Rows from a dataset
################
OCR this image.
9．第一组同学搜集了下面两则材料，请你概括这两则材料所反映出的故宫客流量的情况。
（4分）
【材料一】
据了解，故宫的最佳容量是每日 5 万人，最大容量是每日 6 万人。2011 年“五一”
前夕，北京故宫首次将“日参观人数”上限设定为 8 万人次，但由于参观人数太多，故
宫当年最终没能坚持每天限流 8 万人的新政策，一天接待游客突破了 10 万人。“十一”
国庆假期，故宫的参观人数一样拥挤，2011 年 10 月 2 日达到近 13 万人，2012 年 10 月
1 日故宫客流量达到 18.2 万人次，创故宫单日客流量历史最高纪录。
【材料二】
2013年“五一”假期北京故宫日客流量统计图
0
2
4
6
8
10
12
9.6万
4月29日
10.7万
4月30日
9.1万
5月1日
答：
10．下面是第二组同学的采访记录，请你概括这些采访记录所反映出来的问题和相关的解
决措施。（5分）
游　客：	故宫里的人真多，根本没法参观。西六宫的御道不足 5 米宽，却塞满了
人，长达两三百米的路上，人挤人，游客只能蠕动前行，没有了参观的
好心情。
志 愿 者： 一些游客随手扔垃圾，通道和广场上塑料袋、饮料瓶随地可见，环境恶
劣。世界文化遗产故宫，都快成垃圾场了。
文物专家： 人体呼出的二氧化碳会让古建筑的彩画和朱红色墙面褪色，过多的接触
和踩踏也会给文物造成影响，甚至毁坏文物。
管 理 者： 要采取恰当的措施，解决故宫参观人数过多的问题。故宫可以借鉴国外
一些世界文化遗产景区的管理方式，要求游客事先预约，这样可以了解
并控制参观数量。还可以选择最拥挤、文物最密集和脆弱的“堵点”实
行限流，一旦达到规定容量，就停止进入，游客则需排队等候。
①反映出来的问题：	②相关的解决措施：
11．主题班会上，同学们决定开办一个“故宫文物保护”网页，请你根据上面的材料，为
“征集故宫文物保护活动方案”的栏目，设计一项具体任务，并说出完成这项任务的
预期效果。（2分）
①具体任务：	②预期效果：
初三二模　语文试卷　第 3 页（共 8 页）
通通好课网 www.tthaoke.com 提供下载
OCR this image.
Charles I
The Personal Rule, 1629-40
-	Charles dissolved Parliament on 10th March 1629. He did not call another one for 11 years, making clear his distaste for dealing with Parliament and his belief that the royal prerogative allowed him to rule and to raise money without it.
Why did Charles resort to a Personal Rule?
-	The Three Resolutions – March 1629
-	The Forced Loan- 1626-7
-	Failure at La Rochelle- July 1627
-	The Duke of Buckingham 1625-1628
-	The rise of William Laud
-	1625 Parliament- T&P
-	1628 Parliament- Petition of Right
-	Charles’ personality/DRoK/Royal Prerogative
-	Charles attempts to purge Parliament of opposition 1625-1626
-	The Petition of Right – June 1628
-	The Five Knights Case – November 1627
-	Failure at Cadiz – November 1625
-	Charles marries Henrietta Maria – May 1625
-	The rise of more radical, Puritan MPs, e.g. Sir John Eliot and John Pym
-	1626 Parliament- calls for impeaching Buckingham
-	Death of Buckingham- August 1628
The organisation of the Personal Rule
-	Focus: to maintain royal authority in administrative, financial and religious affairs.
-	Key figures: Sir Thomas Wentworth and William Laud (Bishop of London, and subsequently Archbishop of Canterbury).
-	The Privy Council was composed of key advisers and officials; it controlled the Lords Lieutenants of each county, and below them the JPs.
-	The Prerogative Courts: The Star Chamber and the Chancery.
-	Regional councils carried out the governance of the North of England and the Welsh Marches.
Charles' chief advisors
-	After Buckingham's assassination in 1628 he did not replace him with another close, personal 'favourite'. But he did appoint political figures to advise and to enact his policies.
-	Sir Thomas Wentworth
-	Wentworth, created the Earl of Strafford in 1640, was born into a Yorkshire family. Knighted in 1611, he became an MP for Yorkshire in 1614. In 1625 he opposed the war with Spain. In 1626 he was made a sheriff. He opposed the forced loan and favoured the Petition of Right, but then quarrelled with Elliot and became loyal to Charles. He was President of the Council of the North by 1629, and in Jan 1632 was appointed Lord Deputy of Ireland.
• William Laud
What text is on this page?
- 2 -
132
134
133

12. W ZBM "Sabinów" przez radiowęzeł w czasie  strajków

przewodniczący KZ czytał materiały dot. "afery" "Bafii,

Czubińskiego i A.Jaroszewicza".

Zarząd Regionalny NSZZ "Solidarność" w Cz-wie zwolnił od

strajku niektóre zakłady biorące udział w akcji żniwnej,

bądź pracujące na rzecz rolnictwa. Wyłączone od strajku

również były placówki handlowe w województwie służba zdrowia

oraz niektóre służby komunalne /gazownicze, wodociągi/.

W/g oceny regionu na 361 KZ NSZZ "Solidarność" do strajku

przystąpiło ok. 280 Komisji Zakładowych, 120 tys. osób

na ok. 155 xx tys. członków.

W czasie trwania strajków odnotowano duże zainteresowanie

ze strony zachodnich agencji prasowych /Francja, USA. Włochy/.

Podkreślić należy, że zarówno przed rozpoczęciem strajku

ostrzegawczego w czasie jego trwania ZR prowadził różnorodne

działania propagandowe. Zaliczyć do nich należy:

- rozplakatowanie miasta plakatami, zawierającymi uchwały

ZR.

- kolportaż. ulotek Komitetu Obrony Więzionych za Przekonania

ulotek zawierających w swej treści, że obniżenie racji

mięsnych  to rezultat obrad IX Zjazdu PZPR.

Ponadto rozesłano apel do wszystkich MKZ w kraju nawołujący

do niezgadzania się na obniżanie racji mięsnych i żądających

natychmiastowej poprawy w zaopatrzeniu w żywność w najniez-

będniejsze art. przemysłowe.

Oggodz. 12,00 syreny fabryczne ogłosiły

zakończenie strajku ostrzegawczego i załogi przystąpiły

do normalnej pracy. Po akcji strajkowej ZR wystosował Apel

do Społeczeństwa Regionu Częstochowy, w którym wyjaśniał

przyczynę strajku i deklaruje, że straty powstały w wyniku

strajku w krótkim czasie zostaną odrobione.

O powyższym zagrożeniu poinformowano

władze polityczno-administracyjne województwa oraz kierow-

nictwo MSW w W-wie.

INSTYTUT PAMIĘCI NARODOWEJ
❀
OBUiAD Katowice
################
Reproduce each record shown above without altering a single word.

OCR this image.
9．第一组同学搜集了下面两则材料，请你概括这两则材料所反映出的故宫客流量的情况。
（4分）
【材料一】
据了解，故宫的最佳容量是每日 5 万人，最大容量是每日 6 万人。2011 年“五一”
前夕，北京故宫首次将“日参观人数”上限设定为 8 万人次，但由于参观人数太多，故
宫当年最终没能坚持每天限流 8 万人的新政策，一天接待游客突破了 10 万人。“十一”
国庆假期，故宫的参观人数一样拥挤，2011 年 10 月 2 日达到近 13 万人，2012 年 10 月
1 日故宫客流量达到 18.2 万人次，创故宫单日客流量历史最高纪录。
【材料二】
2013年“五一”假期北京故宫日客流量统计图
0
2
4
6
8
10
12
9.6万
4月29日
10.7万
4月30日
9.1万
5月1日
答：
10．下面是第二组同学的采访记录，请你概括这些采访记录所反映出来的问题和相关的解
决措施。（5分）
游　客：	故宫里的人真多，根本没法参观。西六宫的御道不足 5 米宽，却塞满了
人，长达两三百米的路上，人挤人，游客只能蠕动前行，没有了参观的
好心情。
志 愿 者： 一些游客随手扔垃圾，通道和广场上塑料袋、饮料瓶随地可见，环境恶
劣。世界文化遗产故宫，都快成垃圾场了。
文物专家： 人体呼出的二氧化碳会让古建筑的彩画和朱红色墙面褪色，过多的接触
和踩踏也会给文物造成影响，甚至毁坏文物。
管 理 者： 要采取恰当的措施，解决故宫参观人数过多的问题。故宫可以借鉴国外
一些世界文化遗产景区的管理方式，要求游客事先预约，这样可以了解
并控制参观数量。还可以选择最拥挤、文物最密集和脆弱的“堵点”实
行限流，一旦达到规定容量，就停止进入，游客则需排队等候。
①反映出来的问题：	②相关的解决措施：
11．主题班会上，同学们决定开办一个“故宫文物保护”网页，请你根据上面的材料，为
“征集故宫文物保护活动方案”的栏目，设计一项具体任务，并说出完成这项任务的
预期效果。（2分）
①具体任务：	②预期效果：
初三二模　语文试卷　第 3 页（共 8 页）
通通好课网 www.tthaoke.com 提供下载
OCR this image.
Charles I
The Personal Rule, 1629-40
-	Charles dissolved Parliament on 10th March 1629. He did not call another one for 11 years, making clear his distaste for dealing with Parliament and his belief that the royal prerogative allowed him to rule and to raise money without it.
Why did Charles resort to a Personal Rule?
-	The Three Resolutions – March 1629
-	The Forced Loan- 1626-7
-	Failure at La Rochelle- July 1627
-	The Duke of Buckingham 1625-1628
-	The rise of William Laud
-	1625 Parliament- T&P
-	1628 Parliament- Petition of Right
-	Charles’ personality/DRoK/Royal Prerogative
-	Charles attempts to purge Parliament of opposition 1625-1626
-	The Petition of Right – June 1628
-	The Five Knights Case – November 1627
-	Failure at Cadiz – November 1625
-	Charles marries Henrietta Maria – May 1625
-	The rise of more radical, Puritan MPs, e.g. Sir John Eliot and John Pym
-	1626 Parliament- calls for impeaching Buckingham
-	Death of Buckingham- August 1628
The organisation of the Personal Rule
-	Focus: to maintain royal authority in administrative, financial and religious affairs.
-	Key figures: Sir Thomas Wentworth and William Laud (Bishop of London, and subsequently Archbishop of Canterbury).
-	The Privy Council was composed of key advisers and officials; it controlled the Lords Lieutenants of each county, and below them the JPs.
-	The Prerogative Courts: The Star Chamber and the Chancery.
-	Regional councils carried out the governance of the North of England and the Welsh Marches.
Charles' chief advisors
-	After Buckingham's assassination in 1628 he did not replace him with another close, personal 'favourite'. But he did appoint political figures to advise and to enact his policies.
-	Sir Thomas Wentworth
-	Wentworth, created the Earl of Strafford in 1640, was born into a Yorkshire family. Knighted in 1611, he became an MP for Yorkshire in 1614. In 1625 he opposed the war with Spain. In 1626 he was made a sheriff. He opposed the forced loan and favoured the Petition of Right, but then quarrelled with Elliot and became loyal to Charles. He was President of the Council of the North by 1629, and in Jan 1632 was appointed Lord Deputy of Ireland.
• William Laud
What text is on this page?
- 2 -
132
134
133

12. W ZBM "Sabinów" przez radiowęzeł w czasie  strajków

przewodniczący KZ czytał materiały dot. "afery" "Bafii,

Czubińskiego i A.Jaroszewicza".

Zarząd Regionalny NSZZ "Solidarność" w Cz-wie zwolnił od

strajku niektóre zakłady biorące udział w akcji żniwnej,

bądź pracujące na rzecz rolnictwa. Wyłączone od strajku

również były placówki handlowe w województwie służba zdrowia

oraz niektóre służby komunalne /gazownicze, wodociągi/.

W/g oceny regionu na 361 KZ NSZZ "Solidarność" do strajku

przystąpiło ok. 280 Komisji Zakładowych, 120 tys. osób

na ok. 155 xx tys. członków.

W czasie trwania strajków odnotowano duże zainteresowanie

ze strony zachodnich agencji prasowych /Francja, USA. Włochy/.

Podkreślić należy, że zarówno przed rozpoczęciem strajku

ostrzegawczego w czasie jego trwania ZR prowadził różnorodne

działania propagandowe. Zaliczyć do nich należy:

- rozplakatowanie miasta plakatami, zawierającymi uchwały

ZR.

- kolportaż. ulotek Komitetu Obrony Więzionych za Przekonania

ulotek zawierających w swej treści, że obniżenie racji

mięsnych  to rezultat obrad IX Zjazdu PZPR.

Ponadto rozesłano apel do wszystkich MKZ w kraju nawołujący

do niezgadzania się na obniżanie racji mięsnych i żądających

natychmiastowej poprawy w zaopatrzeniu w żywność w najniez-

będniejsze art. przemysłowe.

Oggodz. 12,00 syreny fabryczne ogłosiły

zakończenie strajku ostrzegawczego i załogi przystąpiły

do normalnej pracy. Po akcji strajkowej ZR wystosował Apel

do Społeczeństwa Regionu Częstochowy, w którym wyjaśniał

przyczynę strajku i deklaruje, że straty powstały w wyniku

strajku w krótkim czasie zostaną odrobione.

O powyższym zagrożeniu poinformowano

władze polityczno-administracyjne województwa oraz kierow-

nictwo MSW w W-wie.

INSTYTUT PAMIĘCI NARODOWEJ
❀
OBUiAD Katowice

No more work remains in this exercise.